*REQUIRED WORK*
Go through the listing beneath this task and return every line that carries the string "πρὸς".

*RECORD SET*
## START
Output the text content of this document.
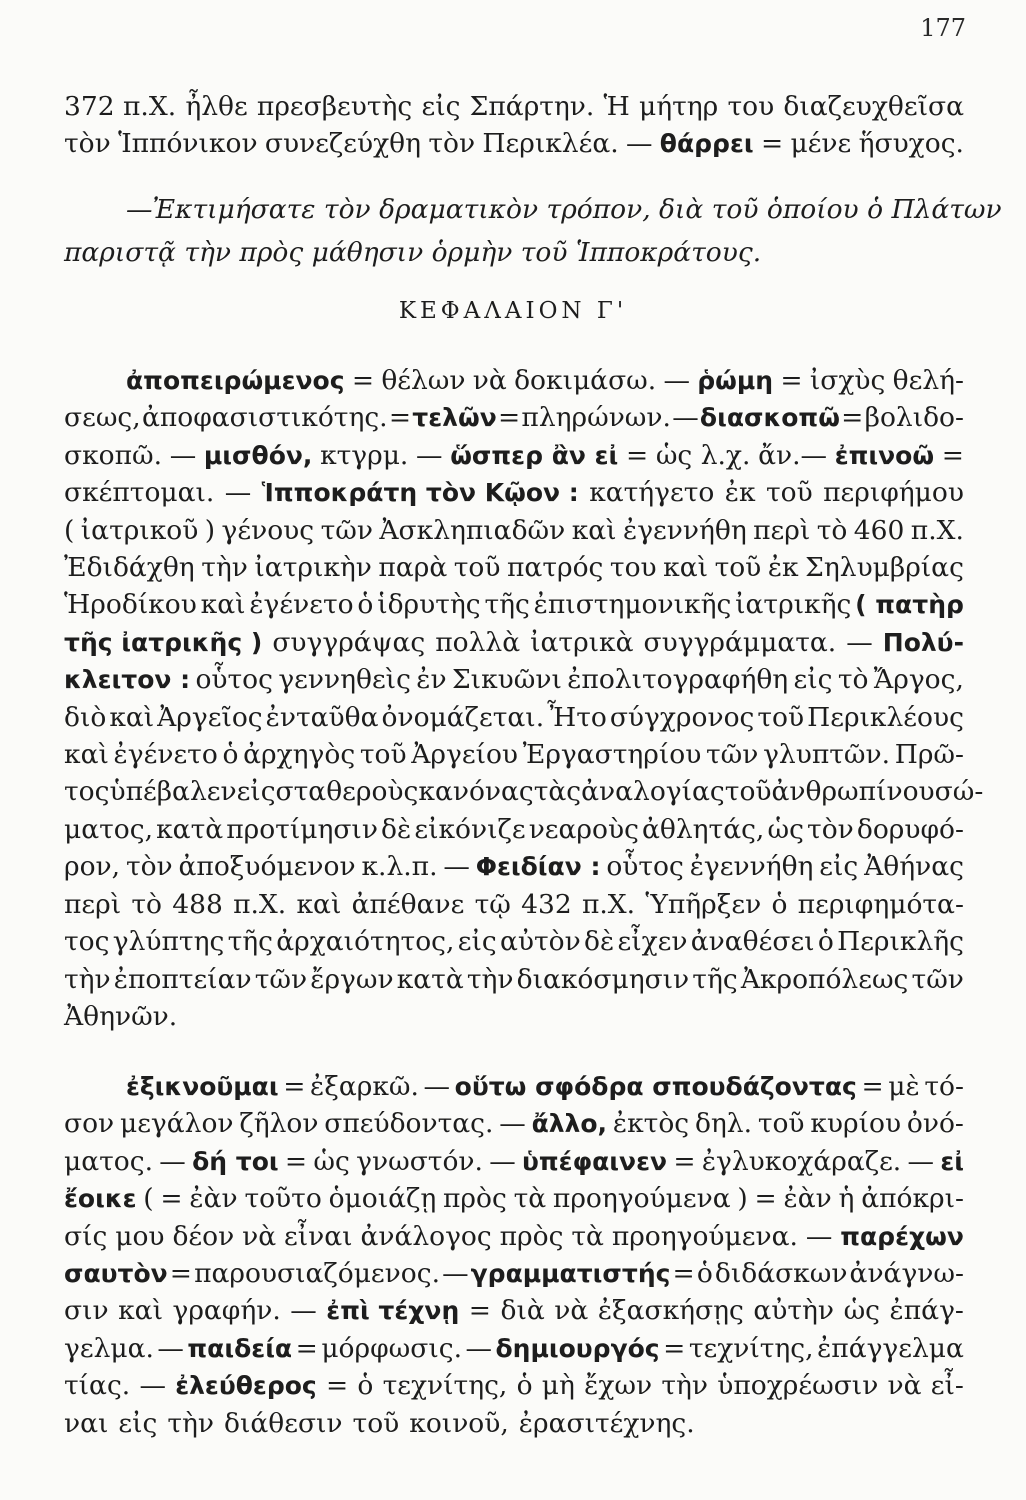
177
372 π.Χ. ἦλθε πρεσβευτὴς εἰς Σπάρτην. Ἡ μήτηρ του διαζευχθεῖσα
τὸν Ἱππόνικον συνεζεύχθη τὸν Περικλέα. — θάρρει = μένε ἥσυχος.
—Ἐκτιμήσατε τὸν δραματικὸν τρόπον, διὰ τοῦ ὁποίου ὁ Πλάτων
παριστᾷ τὴν πρὸς μάθησιν ὁρμὴν τοῦ Ἱπποκράτους.
ΚΕΦΑΛΑΙΟΝ Γ'
ἀποπειρώμενος = θέλων νὰ δοκιμάσω. — ῥώμη = ἰσχὺς θελή-
σεως, ἀποφασιστικότης. = τελῶν = πληρώνων. — διασκοπῶ = βολιδο-
σκοπῶ. — μισθόν, κτγρμ. — ὥσπερ ἂν εἰ = ὡς λ.χ. ἄν.— ἐπινοῶ =
σκέπτομαι. — Ἱπποκράτη τὸν Κῷον : κατήγετο ἐκ τοῦ περιφήμου
( ἰατρικοῦ ) γένους τῶν Ἀσκληπιαδῶν καὶ ἐγεννήθη περὶ τὸ 460 π.Χ.
Ἐδιδάχθη τὴν ἰατρικὴν παρὰ τοῦ πατρός του καὶ τοῦ ἐκ Σηλυμβρίας
Ἡροδίκου καὶ ἐγένετο ὁ ἱδρυτὴς τῆς ἐπιστημονικῆς ἰατρικῆς ( πατὴρ
τῆς ἰατρικῆς ) συγγράψας πολλὰ ἰατρικὰ συγγράμματα. — Πολύ-
κλειτον : οὗτος γεννηθεὶς ἐν Σικυῶνι ἐπολιτογραφήθη εἰς τὸ Ἄργος,
διὸ καὶ Ἀργεῖος ἐνταῦθα ὀνομάζεται. Ἦτο σύγχρονος τοῦ Περικλέους
καὶ ἐγένετο ὁ ἀρχηγὸς τοῦ Ἀργείου Ἐργαστηρίου τῶν γλυπτῶν. Πρῶ-
τος ὑπέβαλεν εἰς σταθεροὺς κανόνας τὰς ἀναλογίας τοῦ ἀνθρωπίνου σώ-
ματος, κατὰ προτίμησιν δὲ εἰκόνιζε νεαροὺς ἀθλητάς, ὡς τὸν δορυφό-
ρον, τὸν ἀποξυόμενον κ.λ.π. — Φειδίαν : οὗτος ἐγεννήθη εἰς Ἀθήνας
περὶ τὸ 488 π.Χ. καὶ ἀπέθανε τῷ 432 π.Χ. Ὑπῆρξεν ὁ περιφημότα-
τος γλύπτης τῆς ἀρχαιότητος, εἰς αὐτὸν δὲ εἶχεν ἀναθέσει ὁ Περικλῆς
τὴν ἐποπτείαν τῶν ἔργων κατὰ τὴν διακόσμησιν τῆς Ἀκροπόλεως τῶν
Ἀθηνῶν.
ἐξικνοῦμαι = ἐξαρκῶ. — οὕτω σφόδρα σπουδάζοντας = μὲ τό-
σον μεγάλον ζῆλον σπεύδοντας. — ἄλλο, ἐκτὸς δηλ. τοῦ κυρίου ὀνό-
ματος. — δή τοι = ὡς γνωστόν. — ὑπέφαινεν = ἐγλυκοχάραζε. — εἰ
ἔοικε ( = ἐὰν τοῦτο ὁμοιάζῃ πρὸς τὰ προηγούμενα ) = ἐὰν ἡ ἀπόκρι-
σίς μου δέον νὰ εἶναι ἀνάλογος πρὸς τὰ προηγούμενα. — παρέχων
σαυτὸν = παρουσιαζόμενος. — γραμματιστής = ὁ διδάσκων ἀνάγνω-
σιν καὶ γραφήν. — ἐπὶ τέχνῃ = διὰ νὰ ἐξασκήσῃς αὐτὴν ὡς ἐπάγ-
γελμα. — παιδεία = μόρφωσις. — δημιουργός = τεχνίτης, ἐπάγγελμα
τίας. — ἐλεύθερος = ὁ τεχνίτης, ὁ μὴ ἔχων τὴν ὑποχρέωσιν νὰ εἶ-
ναι εἰς τὴν διάθεσιν τοῦ κοινοῦ, ἐρασιτέχνης.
## END
*FINAL RESULT*
παριστᾷ τὴν πρὸς μάθησιν ὁρμὴν τοῦ Ἱπποκράτους.
ἔοικε ( = ἐὰν τοῦτο ὁμοιάζῃ πρὸς τὰ προηγούμενα ) = ἐὰν ἡ ἀπόκρι-
σίς μου δέον νὰ εἶναι ἀνάλογος πρὸς τὰ προηγούμενα. — παρέχων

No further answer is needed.